WHAT IS EXPECTED → For the listing below, give the count of lines containing the string "values" and nothing else.

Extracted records
┏━━

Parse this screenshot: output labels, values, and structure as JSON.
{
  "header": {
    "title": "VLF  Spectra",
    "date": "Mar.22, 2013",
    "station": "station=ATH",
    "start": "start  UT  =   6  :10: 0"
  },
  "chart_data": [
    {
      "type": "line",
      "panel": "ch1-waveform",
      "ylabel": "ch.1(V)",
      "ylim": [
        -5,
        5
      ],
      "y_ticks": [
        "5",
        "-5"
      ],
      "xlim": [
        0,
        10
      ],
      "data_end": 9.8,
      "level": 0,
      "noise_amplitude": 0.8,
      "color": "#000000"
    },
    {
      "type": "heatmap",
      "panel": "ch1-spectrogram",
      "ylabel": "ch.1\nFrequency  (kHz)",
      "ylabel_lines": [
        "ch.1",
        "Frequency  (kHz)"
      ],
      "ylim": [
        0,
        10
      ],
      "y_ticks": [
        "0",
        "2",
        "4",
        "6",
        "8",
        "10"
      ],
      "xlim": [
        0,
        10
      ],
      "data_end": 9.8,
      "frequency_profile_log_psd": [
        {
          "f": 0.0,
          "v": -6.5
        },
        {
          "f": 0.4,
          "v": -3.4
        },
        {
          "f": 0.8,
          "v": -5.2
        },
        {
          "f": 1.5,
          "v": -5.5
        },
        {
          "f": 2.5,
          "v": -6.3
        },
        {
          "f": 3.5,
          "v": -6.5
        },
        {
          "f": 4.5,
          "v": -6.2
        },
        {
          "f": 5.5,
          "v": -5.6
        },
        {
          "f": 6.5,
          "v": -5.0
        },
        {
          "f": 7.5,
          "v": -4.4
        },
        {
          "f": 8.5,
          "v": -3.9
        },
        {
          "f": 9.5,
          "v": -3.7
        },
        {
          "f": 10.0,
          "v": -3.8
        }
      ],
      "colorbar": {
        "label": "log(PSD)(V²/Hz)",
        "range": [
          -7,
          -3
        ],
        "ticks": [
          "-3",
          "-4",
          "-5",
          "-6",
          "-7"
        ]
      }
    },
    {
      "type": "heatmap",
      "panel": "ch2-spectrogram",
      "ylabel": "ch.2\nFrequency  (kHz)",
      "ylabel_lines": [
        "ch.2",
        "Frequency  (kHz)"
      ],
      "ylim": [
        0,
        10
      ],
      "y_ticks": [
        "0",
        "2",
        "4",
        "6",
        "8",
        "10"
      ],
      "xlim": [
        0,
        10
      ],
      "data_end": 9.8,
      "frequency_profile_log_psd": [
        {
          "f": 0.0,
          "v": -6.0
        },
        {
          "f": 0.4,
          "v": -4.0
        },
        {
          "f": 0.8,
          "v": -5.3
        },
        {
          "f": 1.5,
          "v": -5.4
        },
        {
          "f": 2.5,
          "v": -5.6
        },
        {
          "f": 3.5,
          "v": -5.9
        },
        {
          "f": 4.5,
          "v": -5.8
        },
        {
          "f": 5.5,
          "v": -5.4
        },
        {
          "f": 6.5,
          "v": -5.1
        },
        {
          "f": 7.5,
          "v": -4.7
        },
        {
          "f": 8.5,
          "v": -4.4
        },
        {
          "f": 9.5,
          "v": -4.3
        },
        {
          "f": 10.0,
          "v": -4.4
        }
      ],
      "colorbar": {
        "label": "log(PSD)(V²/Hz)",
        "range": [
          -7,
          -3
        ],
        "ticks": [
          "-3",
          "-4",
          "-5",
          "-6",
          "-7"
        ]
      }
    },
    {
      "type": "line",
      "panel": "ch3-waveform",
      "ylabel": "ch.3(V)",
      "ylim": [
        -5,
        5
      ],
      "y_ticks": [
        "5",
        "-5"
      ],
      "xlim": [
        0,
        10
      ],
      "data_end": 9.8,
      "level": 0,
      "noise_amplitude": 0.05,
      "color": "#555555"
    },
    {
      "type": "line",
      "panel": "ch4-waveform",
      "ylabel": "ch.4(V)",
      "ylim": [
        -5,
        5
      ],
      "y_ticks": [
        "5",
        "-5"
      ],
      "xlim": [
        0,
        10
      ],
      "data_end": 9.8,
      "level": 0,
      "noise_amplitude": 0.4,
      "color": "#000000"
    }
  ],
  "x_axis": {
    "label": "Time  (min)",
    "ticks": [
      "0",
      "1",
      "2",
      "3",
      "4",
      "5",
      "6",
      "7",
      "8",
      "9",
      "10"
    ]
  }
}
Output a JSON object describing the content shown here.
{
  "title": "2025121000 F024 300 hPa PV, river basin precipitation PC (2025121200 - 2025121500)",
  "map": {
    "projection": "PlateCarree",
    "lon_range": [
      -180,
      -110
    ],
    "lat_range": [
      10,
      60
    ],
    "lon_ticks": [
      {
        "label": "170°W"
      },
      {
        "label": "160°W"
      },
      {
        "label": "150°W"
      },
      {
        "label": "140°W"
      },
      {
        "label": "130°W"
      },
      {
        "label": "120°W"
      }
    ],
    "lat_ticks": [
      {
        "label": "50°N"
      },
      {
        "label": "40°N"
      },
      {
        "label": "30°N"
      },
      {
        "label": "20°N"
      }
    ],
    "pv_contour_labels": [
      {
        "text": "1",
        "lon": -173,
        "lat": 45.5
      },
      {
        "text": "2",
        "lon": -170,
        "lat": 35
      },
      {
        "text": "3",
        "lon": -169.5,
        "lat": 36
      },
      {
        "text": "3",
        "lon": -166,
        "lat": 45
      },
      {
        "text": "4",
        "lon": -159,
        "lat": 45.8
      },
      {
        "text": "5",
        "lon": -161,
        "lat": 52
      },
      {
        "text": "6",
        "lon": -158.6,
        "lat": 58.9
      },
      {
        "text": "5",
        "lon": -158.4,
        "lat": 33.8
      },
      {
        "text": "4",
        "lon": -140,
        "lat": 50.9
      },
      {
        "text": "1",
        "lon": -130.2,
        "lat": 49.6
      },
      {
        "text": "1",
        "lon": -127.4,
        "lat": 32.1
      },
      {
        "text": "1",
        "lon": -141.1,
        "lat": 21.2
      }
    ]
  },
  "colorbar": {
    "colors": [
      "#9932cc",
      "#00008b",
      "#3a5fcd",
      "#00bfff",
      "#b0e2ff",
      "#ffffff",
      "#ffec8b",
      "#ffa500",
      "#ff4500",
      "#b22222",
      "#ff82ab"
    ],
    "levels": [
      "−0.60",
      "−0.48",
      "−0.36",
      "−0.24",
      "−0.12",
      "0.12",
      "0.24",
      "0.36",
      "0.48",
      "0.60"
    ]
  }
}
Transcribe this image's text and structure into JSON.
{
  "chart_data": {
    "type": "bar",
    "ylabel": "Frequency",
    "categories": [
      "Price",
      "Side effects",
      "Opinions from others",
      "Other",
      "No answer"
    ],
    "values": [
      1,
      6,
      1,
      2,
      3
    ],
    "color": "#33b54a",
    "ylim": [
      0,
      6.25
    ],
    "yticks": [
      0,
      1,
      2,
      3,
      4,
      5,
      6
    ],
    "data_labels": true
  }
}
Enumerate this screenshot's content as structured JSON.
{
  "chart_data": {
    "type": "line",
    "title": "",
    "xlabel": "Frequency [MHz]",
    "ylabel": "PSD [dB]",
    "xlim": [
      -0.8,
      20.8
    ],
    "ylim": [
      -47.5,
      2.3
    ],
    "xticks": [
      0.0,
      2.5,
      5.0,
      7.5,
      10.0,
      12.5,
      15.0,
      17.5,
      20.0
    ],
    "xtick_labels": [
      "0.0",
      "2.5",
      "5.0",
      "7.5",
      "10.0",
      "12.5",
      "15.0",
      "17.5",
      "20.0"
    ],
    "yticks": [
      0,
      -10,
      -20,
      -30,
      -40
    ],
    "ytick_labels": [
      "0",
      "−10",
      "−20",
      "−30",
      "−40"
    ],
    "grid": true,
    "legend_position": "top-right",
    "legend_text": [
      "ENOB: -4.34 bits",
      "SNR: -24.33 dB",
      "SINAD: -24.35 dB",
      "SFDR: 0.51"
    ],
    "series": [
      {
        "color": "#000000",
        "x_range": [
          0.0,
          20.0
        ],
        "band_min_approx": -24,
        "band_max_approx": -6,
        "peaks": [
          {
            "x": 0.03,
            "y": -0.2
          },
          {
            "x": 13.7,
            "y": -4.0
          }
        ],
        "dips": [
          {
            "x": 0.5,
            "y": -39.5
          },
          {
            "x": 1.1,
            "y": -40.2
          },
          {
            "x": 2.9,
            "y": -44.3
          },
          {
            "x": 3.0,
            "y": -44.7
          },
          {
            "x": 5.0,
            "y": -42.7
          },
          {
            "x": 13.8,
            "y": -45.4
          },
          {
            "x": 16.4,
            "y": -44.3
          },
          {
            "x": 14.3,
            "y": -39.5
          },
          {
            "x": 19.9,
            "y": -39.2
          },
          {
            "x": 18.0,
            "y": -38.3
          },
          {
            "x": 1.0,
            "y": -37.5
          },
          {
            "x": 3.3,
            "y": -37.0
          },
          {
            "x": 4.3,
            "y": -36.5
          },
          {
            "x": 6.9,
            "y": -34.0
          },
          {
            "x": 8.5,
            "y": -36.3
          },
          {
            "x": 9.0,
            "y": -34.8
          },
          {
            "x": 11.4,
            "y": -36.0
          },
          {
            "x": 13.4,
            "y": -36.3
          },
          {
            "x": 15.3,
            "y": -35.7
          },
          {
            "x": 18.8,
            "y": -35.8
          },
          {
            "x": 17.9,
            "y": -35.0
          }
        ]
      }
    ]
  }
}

┗━━

EXERCISE RESPONSE → 2